Given task. Could you give the data below again, exactly and completely?

Records to process.
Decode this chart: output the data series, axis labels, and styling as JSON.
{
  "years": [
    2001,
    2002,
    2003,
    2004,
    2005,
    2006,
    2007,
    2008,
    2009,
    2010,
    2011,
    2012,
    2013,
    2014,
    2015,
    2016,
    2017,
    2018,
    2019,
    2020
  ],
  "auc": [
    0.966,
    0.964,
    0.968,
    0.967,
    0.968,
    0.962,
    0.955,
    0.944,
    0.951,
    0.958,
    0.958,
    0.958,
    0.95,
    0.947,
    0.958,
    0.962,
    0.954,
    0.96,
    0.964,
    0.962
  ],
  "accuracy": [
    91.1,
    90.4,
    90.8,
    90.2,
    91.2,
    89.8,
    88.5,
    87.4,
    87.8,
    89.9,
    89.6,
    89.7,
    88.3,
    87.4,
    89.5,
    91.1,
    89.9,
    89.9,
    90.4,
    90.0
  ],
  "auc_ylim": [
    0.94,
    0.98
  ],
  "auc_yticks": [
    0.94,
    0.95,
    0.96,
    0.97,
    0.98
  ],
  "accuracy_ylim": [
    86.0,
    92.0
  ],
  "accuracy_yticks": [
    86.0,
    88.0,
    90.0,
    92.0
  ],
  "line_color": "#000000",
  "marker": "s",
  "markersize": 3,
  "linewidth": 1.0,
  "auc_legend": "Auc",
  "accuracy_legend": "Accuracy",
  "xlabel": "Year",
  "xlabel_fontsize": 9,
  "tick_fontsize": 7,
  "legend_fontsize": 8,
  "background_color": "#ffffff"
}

Completed exercise.
Decode this chart: output the data series, axis labels, and styling as JSON.
{
  "years": [
    2001,
    2002,
    2003,
    2004,
    2005,
    2006,
    2007,
    2008,
    2009,
    2010,
    2011,
    2012,
    2013,
    2014,
    2015,
    2016,
    2017,
    2018,
    2019,
    2020
  ],
  "auc": [
    0.966,
    0.964,
    0.968,
    0.967,
    0.968,
    0.962,
    0.955,
    0.944,
    0.951,
    0.958,
    0.958,
    0.958,
    0.95,
    0.947,
    0.958,
    0.962,
    0.954,
    0.96,
    0.964,
    0.962
  ],
  "accuracy": [
    91.1,
    90.4,
    90.8,
    90.2,
    91.2,
    89.8,
    88.5,
    87.4,
    87.8,
    89.9,
    89.6,
    89.7,
    88.3,
    87.4,
    89.5,
    91.1,
    89.9,
    89.9,
    90.4,
    90.0
  ],
  "auc_ylim": [
    0.94,
    0.98
  ],
  "auc_yticks": [
    0.94,
    0.95,
    0.96,
    0.97,
    0.98
  ],
  "accuracy_ylim": [
    86.0,
    92.0
  ],
  "accuracy_yticks": [
    86.0,
    88.0,
    90.0,
    92.0
  ],
  "line_color": "#000000",
  "marker": "s",
  "markersize": 3,
  "linewidth": 1.0,
  "auc_legend": "Auc",
  "accuracy_legend": "Accuracy",
  "xlabel": "Year",
  "xlabel_fontsize": 9,
  "tick_fontsize": 7,
  "legend_fontsize": 8,
  "background_color": "#ffffff"
}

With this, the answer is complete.